** WHAT IS ASKED **
State the number of lines in the material below that have "иным" in them, without any other text.

-- Begin DATA TO PROCESS --

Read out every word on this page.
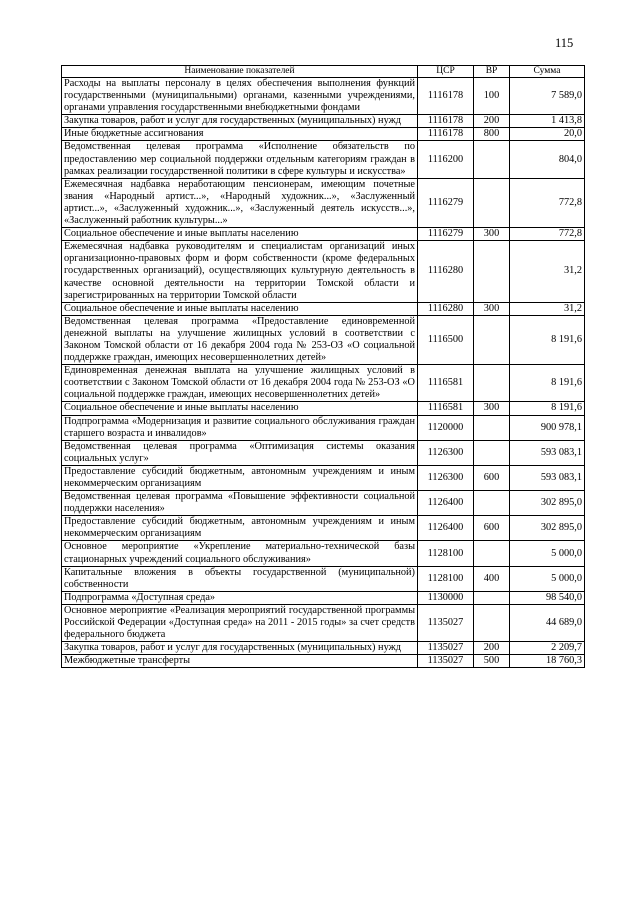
115
Наименование показателей	ЦСР	ВР	Сумма
Расходы на выплаты персоналу в целях обеспечения выполнения функций государственными (муниципальными) органами, казенными учреждениями, органами управления государственными внебюджетными фондами	1116178	100	7 589,0
Закупка товаров, работ и услуг для государственных (муниципальных) нужд	1116178	200	1 413,8
Иные бюджетные ассигнования	1116178	800	20,0
Ведомственная целевая программа «Исполнение обязательств по предоставлению мер социальной поддержки отдельным категориям граждан в рамках реализации государственной политики в сфере культуры и искусства»	1116200		804,0
Ежемесячная надбавка неработающим пенсионерам, имеющим почетные звания «Народный артист...», «Народный художник...», «Заслуженный артист...», «Заслуженный художник...», «Заслуженный деятель искусств...», «Заслуженный работник культуры...»	1116279		772,8
Социальное обеспечение и иные выплаты населению	1116279	300	772,8
Ежемесячная надбавка руководителям и специалистам организаций иных организационно-правовых форм и форм собственности (кроме федеральных государственных организаций), осуществляющих культурную деятельность в качестве основной деятельности на территории Томской области и зарегистрированных на территории Томской области	1116280		31,2
Социальное обеспечение и иные выплаты населению	1116280	300	31,2
Ведомственная целевая программа «Предоставление единовременной денежной выплаты на улучшение жилищных условий в соответствии с Законом Томской области от 16 декабря 2004 года № 253-ОЗ «О социальной поддержке граждан, имеющих несовершеннолетних детей»	1116500		8 191,6
Единовременная денежная выплата на улучшение жилищных условий в соответствии с Законом Томской области от 16 декабря 2004 года № 253-ОЗ «О социальной поддержке граждан, имеющих несовершеннолетних детей»	1116581		8 191,6
Социальное обеспечение и иные выплаты населению	1116581	300	8 191,6
Подпрограмма «Модернизация и развитие социального обслуживания граждан старшего возраста и инвалидов»	1120000		900 978,1
Ведомственная целевая программа «Оптимизация системы оказания социальных услуг»	1126300		593 083,1
Предоставление субсидий бюджетным, автономным учреждениям и иным некоммерческим организациям	1126300	600	593 083,1
Ведомственная целевая программа «Повышение эффективности социальной поддержки населения»	1126400		302 895,0
Предоставление субсидий бюджетным, автономным учреждениям и иным некоммерческим организациям	1126400	600	302 895,0
Основное мероприятие «Укрепление материально-технической базы стационарных учреждений социального обслуживания»	1128100		5 000,0
Капитальные вложения в объекты государственной (муниципальной) собственности	1128100	400	5 000,0
Подпрограмма «Доступная среда»	1130000		98 540,0
Основное мероприятие «Реализация мероприятий государственной программы Российской Федерации «Доступная среда» на 2011 - 2015 годы» за счет средств федерального бюджета	1135027		44 689,0
Закупка товаров, работ и услуг для государственных (муниципальных) нужд	1135027	200	2 209,7
Межбюджетные трансферты	1135027	500	18 760,3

-- End DATA TO PROCESS --

** RESPONSE FOR THIS EXERCISE **
2